◆ **Your goal**: Quote every line of the data below as it stands, omitting pictures.
--- start Information supplied ---
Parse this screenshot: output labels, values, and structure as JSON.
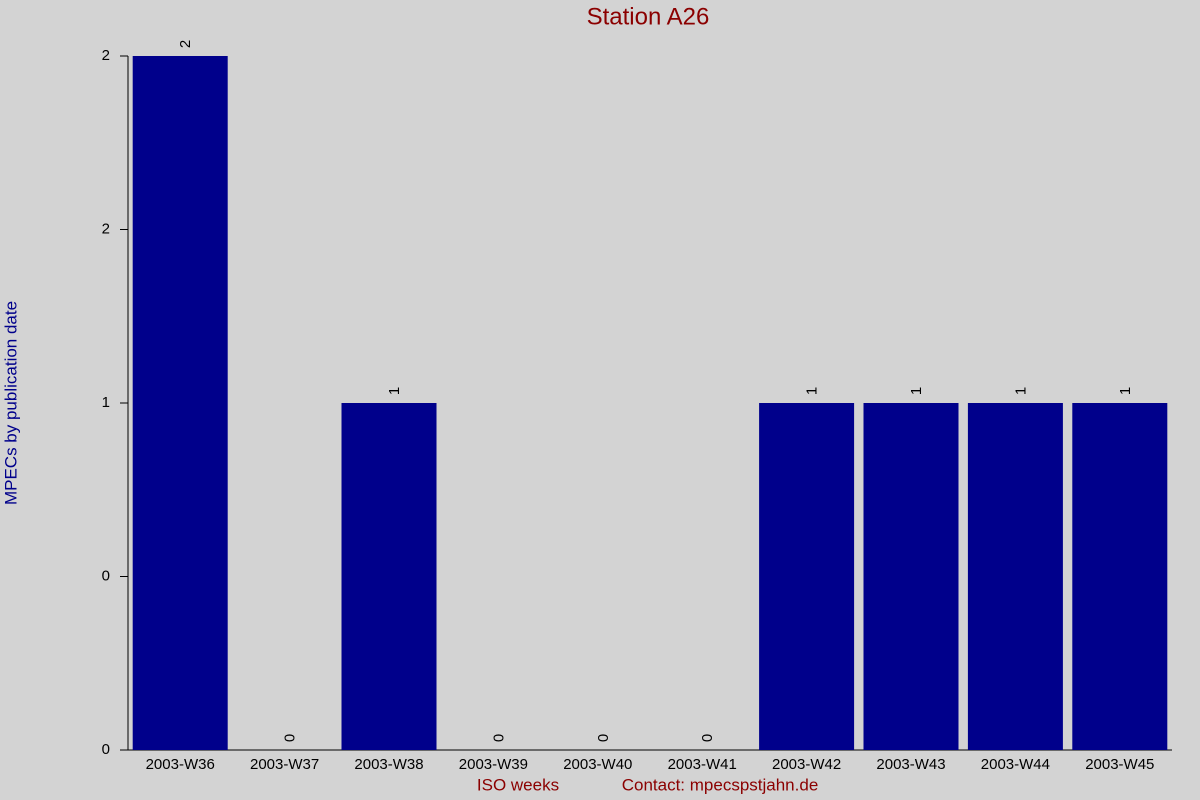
{
  "chart_data": {
    "type": "bar",
    "title": "Station A26",
    "x_label": "ISO weeks",
    "annotation": "Contact: mpecspstjahn.de",
    "y_label": "MPECs by publication date",
    "categories": [
      "2003-W36",
      "2003-W37",
      "2003-W38",
      "2003-W39",
      "2003-W40",
      "2003-W41",
      "2003-W42",
      "2003-W43",
      "2003-W44",
      "2003-W45"
    ],
    "values": [
      2,
      0,
      1,
      0,
      0,
      0,
      1,
      1,
      1,
      1
    ],
    "color": "#00008b",
    "ylim": [
      0,
      2
    ],
    "yticks": [
      0,
      {
        "value": 0.5,
        "label": "0"
      },
      1,
      {
        "value": 1.5,
        "label": "2"
      },
      2
    ]
  }
}
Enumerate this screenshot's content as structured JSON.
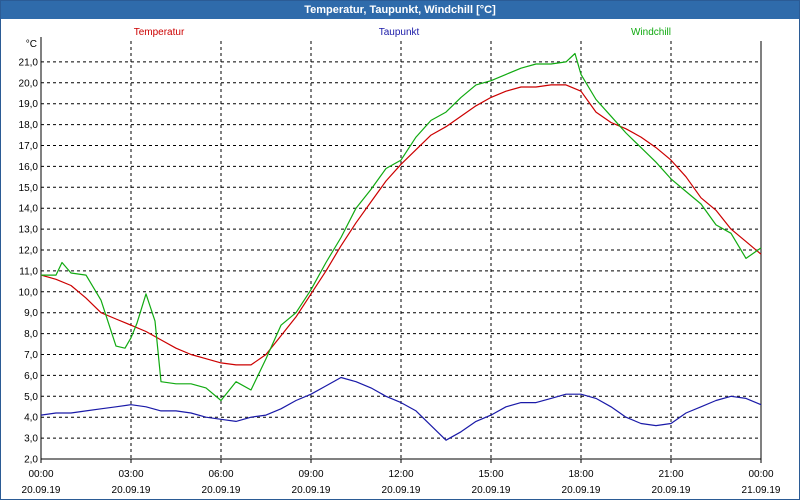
{
  "window": {
    "title": "Temperatur, Taupunkt, Windchill [°C]"
  },
  "chart_data": {
    "type": "line",
    "title": "Temperatur, Taupunkt, Windchill [°C]",
    "y_unit": "°C",
    "ylim": [
      2.0,
      22.0
    ],
    "y_ticks": [
      "2,0",
      "3,0",
      "4,0",
      "5,0",
      "6,0",
      "7,0",
      "8,0",
      "9,0",
      "10,0",
      "11,0",
      "12,0",
      "13,0",
      "14,0",
      "15,0",
      "16,0",
      "17,0",
      "18,0",
      "19,0",
      "20,0",
      "21,0"
    ],
    "xlim": [
      0,
      24
    ],
    "x_ticks": [
      {
        "x": 0,
        "time": "00:00",
        "date": "20.09.19"
      },
      {
        "x": 3,
        "time": "03:00",
        "date": "20.09.19"
      },
      {
        "x": 6,
        "time": "06:00",
        "date": "20.09.19"
      },
      {
        "x": 9,
        "time": "09:00",
        "date": "20.09.19"
      },
      {
        "x": 12,
        "time": "12:00",
        "date": "20.09.19"
      },
      {
        "x": 15,
        "time": "15:00",
        "date": "20.09.19"
      },
      {
        "x": 18,
        "time": "18:00",
        "date": "20.09.19"
      },
      {
        "x": 21,
        "time": "21:00",
        "date": "20.09.19"
      },
      {
        "x": 24,
        "time": "00:00",
        "date": "21.09.19"
      }
    ],
    "grid": true,
    "series": [
      {
        "name": "Temperatur",
        "color": "#cc0000",
        "x": [
          0,
          0.5,
          1,
          1.5,
          2,
          2.5,
          3,
          3.5,
          4,
          4.5,
          5,
          5.5,
          6,
          6.5,
          7,
          7.5,
          8,
          8.5,
          9,
          9.5,
          10,
          10.5,
          11,
          11.5,
          12,
          12.5,
          13,
          13.5,
          14,
          14.5,
          15,
          15.5,
          16,
          16.5,
          17,
          17.5,
          18,
          18.5,
          19,
          19.5,
          20,
          20.5,
          21,
          21.5,
          22,
          22.5,
          23,
          23.5,
          24
        ],
        "y": [
          10.8,
          10.6,
          10.3,
          9.7,
          9.0,
          8.7,
          8.4,
          8.1,
          7.7,
          7.3,
          7.0,
          6.8,
          6.6,
          6.5,
          6.5,
          7.0,
          7.9,
          8.8,
          9.9,
          11.0,
          12.2,
          13.3,
          14.3,
          15.3,
          16.1,
          16.8,
          17.5,
          17.9,
          18.4,
          18.9,
          19.3,
          19.6,
          19.8,
          19.8,
          19.9,
          19.9,
          19.6,
          18.6,
          18.1,
          17.8,
          17.4,
          16.9,
          16.3,
          15.5,
          14.5,
          13.9,
          13.0,
          12.4,
          11.8
        ]
      },
      {
        "name": "Taupunkt",
        "color": "#1a1aa8",
        "x": [
          0,
          0.5,
          1,
          1.5,
          2,
          2.5,
          3,
          3.5,
          4,
          4.5,
          5,
          5.5,
          6,
          6.5,
          7,
          7.5,
          8,
          8.5,
          9,
          9.5,
          10,
          10.5,
          11,
          11.5,
          12,
          12.5,
          13,
          13.5,
          14,
          14.5,
          15,
          15.5,
          16,
          16.5,
          17,
          17.5,
          18,
          18.5,
          19,
          19.5,
          20,
          20.5,
          21,
          21.5,
          22,
          22.5,
          23,
          23.5,
          24
        ],
        "y": [
          4.1,
          4.2,
          4.2,
          4.3,
          4.4,
          4.5,
          4.6,
          4.5,
          4.3,
          4.3,
          4.2,
          4.0,
          3.9,
          3.8,
          4.0,
          4.1,
          4.4,
          4.8,
          5.1,
          5.5,
          5.9,
          5.7,
          5.4,
          5.0,
          4.7,
          4.3,
          3.6,
          2.9,
          3.3,
          3.8,
          4.1,
          4.5,
          4.7,
          4.7,
          4.9,
          5.1,
          5.1,
          4.9,
          4.5,
          4.0,
          3.7,
          3.6,
          3.7,
          4.2,
          4.5,
          4.8,
          5.0,
          4.9,
          4.6
        ]
      },
      {
        "name": "Windchill",
        "color": "#11aa11",
        "x": [
          0,
          0.5,
          0.7,
          1,
          1.5,
          2,
          2.5,
          2.8,
          3,
          3.2,
          3.5,
          3.8,
          4,
          4.5,
          5,
          5.5,
          6,
          6.5,
          7,
          7.5,
          8,
          8.5,
          9,
          9.5,
          10,
          10.5,
          11,
          11.5,
          12,
          12.5,
          13,
          13.5,
          14,
          14.5,
          15,
          15.5,
          16,
          16.5,
          17,
          17.5,
          17.8,
          18,
          18.5,
          19,
          19.5,
          20,
          20.5,
          21,
          21.5,
          22,
          22.5,
          23,
          23.5,
          24
        ],
        "y": [
          10.8,
          10.8,
          11.4,
          10.9,
          10.8,
          9.6,
          7.4,
          7.3,
          7.8,
          8.5,
          9.9,
          8.6,
          5.7,
          5.6,
          5.6,
          5.4,
          4.8,
          5.7,
          5.3,
          6.8,
          8.4,
          9.0,
          10.1,
          11.4,
          12.6,
          14.0,
          14.9,
          15.9,
          16.3,
          17.4,
          18.2,
          18.6,
          19.3,
          19.9,
          20.1,
          20.4,
          20.7,
          20.9,
          20.9,
          21.0,
          21.4,
          20.4,
          19.2,
          18.4,
          17.6,
          16.9,
          16.2,
          15.4,
          14.8,
          14.2,
          13.2,
          12.8,
          11.6,
          12.1
        ]
      }
    ]
  }
}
--- end Information supplied ---
◆ **Full answer**:
Parse this screenshot: output labels, values, and structure as JSON.
{
  "chart_data": {
    "type": "bar",
    "title": "Station A26",
    "x_label": "ISO weeks",
    "annotation": "Contact: mpecspstjahn.de",
    "y_label": "MPECs by publication date",
    "categories": [
      "2003-W36",
      "2003-W37",
      "2003-W38",
      "2003-W39",
      "2003-W40",
      "2003-W41",
      "2003-W42",
      "2003-W43",
      "2003-W44",
      "2003-W45"
    ],
    "values": [
      2,
      0,
      1,
      0,
      0,
      0,
      1,
      1,
      1,
      1
    ],
    "color": "#00008b",
    "ylim": [
      0,
      2
    ],
    "yticks": [
      0,
      {
        "value": 0.5,
        "label": "0"
      },
      1,
      {
        "value": 1.5,
        "label": "2"
      },
      2
    ]
  }
}
Enumerate this screenshot's content as structured JSON.
{
  "window": {
    "title": "Temperatur, Taupunkt, Windchill [°C]"
  },
  "chart_data": {
    "type": "line",
    "title": "Temperatur, Taupunkt, Windchill [°C]",
    "y_unit": "°C",
    "ylim": [
      2.0,
      22.0
    ],
    "y_ticks": [
      "2,0",
      "3,0",
      "4,0",
      "5,0",
      "6,0",
      "7,0",
      "8,0",
      "9,0",
      "10,0",
      "11,0",
      "12,0",
      "13,0",
      "14,0",
      "15,0",
      "16,0",
      "17,0",
      "18,0",
      "19,0",
      "20,0",
      "21,0"
    ],
    "xlim": [
      0,
      24
    ],
    "x_ticks": [
      {
        "x": 0,
        "time": "00:00",
        "date": "20.09.19"
      },
      {
        "x": 3,
        "time": "03:00",
        "date": "20.09.19"
      },
      {
        "x": 6,
        "time": "06:00",
        "date": "20.09.19"
      },
      {
        "x": 9,
        "time": "09:00",
        "date": "20.09.19"
      },
      {
        "x": 12,
        "time": "12:00",
        "date": "20.09.19"
      },
      {
        "x": 15,
        "time": "15:00",
        "date": "20.09.19"
      },
      {
        "x": 18,
        "time": "18:00",
        "date": "20.09.19"
      },
      {
        "x": 21,
        "time": "21:00",
        "date": "20.09.19"
      },
      {
        "x": 24,
        "time": "00:00",
        "date": "21.09.19"
      }
    ],
    "grid": true,
    "series": [
      {
        "name": "Temperatur",
        "color": "#cc0000",
        "x": [
          0,
          0.5,
          1,
          1.5,
          2,
          2.5,
          3,
          3.5,
          4,
          4.5,
          5,
          5.5,
          6,
          6.5,
          7,
          7.5,
          8,
          8.5,
          9,
          9.5,
          10,
          10.5,
          11,
          11.5,
          12,
          12.5,
          13,
          13.5,
          14,
          14.5,
          15,
          15.5,
          16,
          16.5,
          17,
          17.5,
          18,
          18.5,
          19,
          19.5,
          20,
          20.5,
          21,
          21.5,
          22,
          22.5,
          23,
          23.5,
          24
        ],
        "y": [
          10.8,
          10.6,
          10.3,
          9.7,
          9.0,
          8.7,
          8.4,
          8.1,
          7.7,
          7.3,
          7.0,
          6.8,
          6.6,
          6.5,
          6.5,
          7.0,
          7.9,
          8.8,
          9.9,
          11.0,
          12.2,
          13.3,
          14.3,
          15.3,
          16.1,
          16.8,
          17.5,
          17.9,
          18.4,
          18.9,
          19.3,
          19.6,
          19.8,
          19.8,
          19.9,
          19.9,
          19.6,
          18.6,
          18.1,
          17.8,
          17.4,
          16.9,
          16.3,
          15.5,
          14.5,
          13.9,
          13.0,
          12.4,
          11.8
        ]
      },
      {
        "name": "Taupunkt",
        "color": "#1a1aa8",
        "x": [
          0,
          0.5,
          1,
          1.5,
          2,
          2.5,
          3,
          3.5,
          4,
          4.5,
          5,
          5.5,
          6,
          6.5,
          7,
          7.5,
          8,
          8.5,
          9,
          9.5,
          10,
          10.5,
          11,
          11.5,
          12,
          12.5,
          13,
          13.5,
          14,
          14.5,
          15,
          15.5,
          16,
          16.5,
          17,
          17.5,
          18,
          18.5,
          19,
          19.5,
          20,
          20.5,
          21,
          21.5,
          22,
          22.5,
          23,
          23.5,
          24
        ],
        "y": [
          4.1,
          4.2,
          4.2,
          4.3,
          4.4,
          4.5,
          4.6,
          4.5,
          4.3,
          4.3,
          4.2,
          4.0,
          3.9,
          3.8,
          4.0,
          4.1,
          4.4,
          4.8,
          5.1,
          5.5,
          5.9,
          5.7,
          5.4,
          5.0,
          4.7,
          4.3,
          3.6,
          2.9,
          3.3,
          3.8,
          4.1,
          4.5,
          4.7,
          4.7,
          4.9,
          5.1,
          5.1,
          4.9,
          4.5,
          4.0,
          3.7,
          3.6,
          3.7,
          4.2,
          4.5,
          4.8,
          5.0,
          4.9,
          4.6
        ]
      },
      {
        "name": "Windchill",
        "color": "#11aa11",
        "x": [
          0,
          0.5,
          0.7,
          1,
          1.5,
          2,
          2.5,
          2.8,
          3,
          3.2,
          3.5,
          3.8,
          4,
          4.5,
          5,
          5.5,
          6,
          6.5,
          7,
          7.5,
          8,
          8.5,
          9,
          9.5,
          10,
          10.5,
          11,
          11.5,
          12,
          12.5,
          13,
          13.5,
          14,
          14.5,
          15,
          15.5,
          16,
          16.5,
          17,
          17.5,
          17.8,
          18,
          18.5,
          19,
          19.5,
          20,
          20.5,
          21,
          21.5,
          22,
          22.5,
          23,
          23.5,
          24
        ],
        "y": [
          10.8,
          10.8,
          11.4,
          10.9,
          10.8,
          9.6,
          7.4,
          7.3,
          7.8,
          8.5,
          9.9,
          8.6,
          5.7,
          5.6,
          5.6,
          5.4,
          4.8,
          5.7,
          5.3,
          6.8,
          8.4,
          9.0,
          10.1,
          11.4,
          12.6,
          14.0,
          14.9,
          15.9,
          16.3,
          17.4,
          18.2,
          18.6,
          19.3,
          19.9,
          20.1,
          20.4,
          20.7,
          20.9,
          20.9,
          21.0,
          21.4,
          20.4,
          19.2,
          18.4,
          17.6,
          16.9,
          16.2,
          15.4,
          14.8,
          14.2,
          13.2,
          12.8,
          11.6,
          12.1
        ]
      }
    ]
  }
}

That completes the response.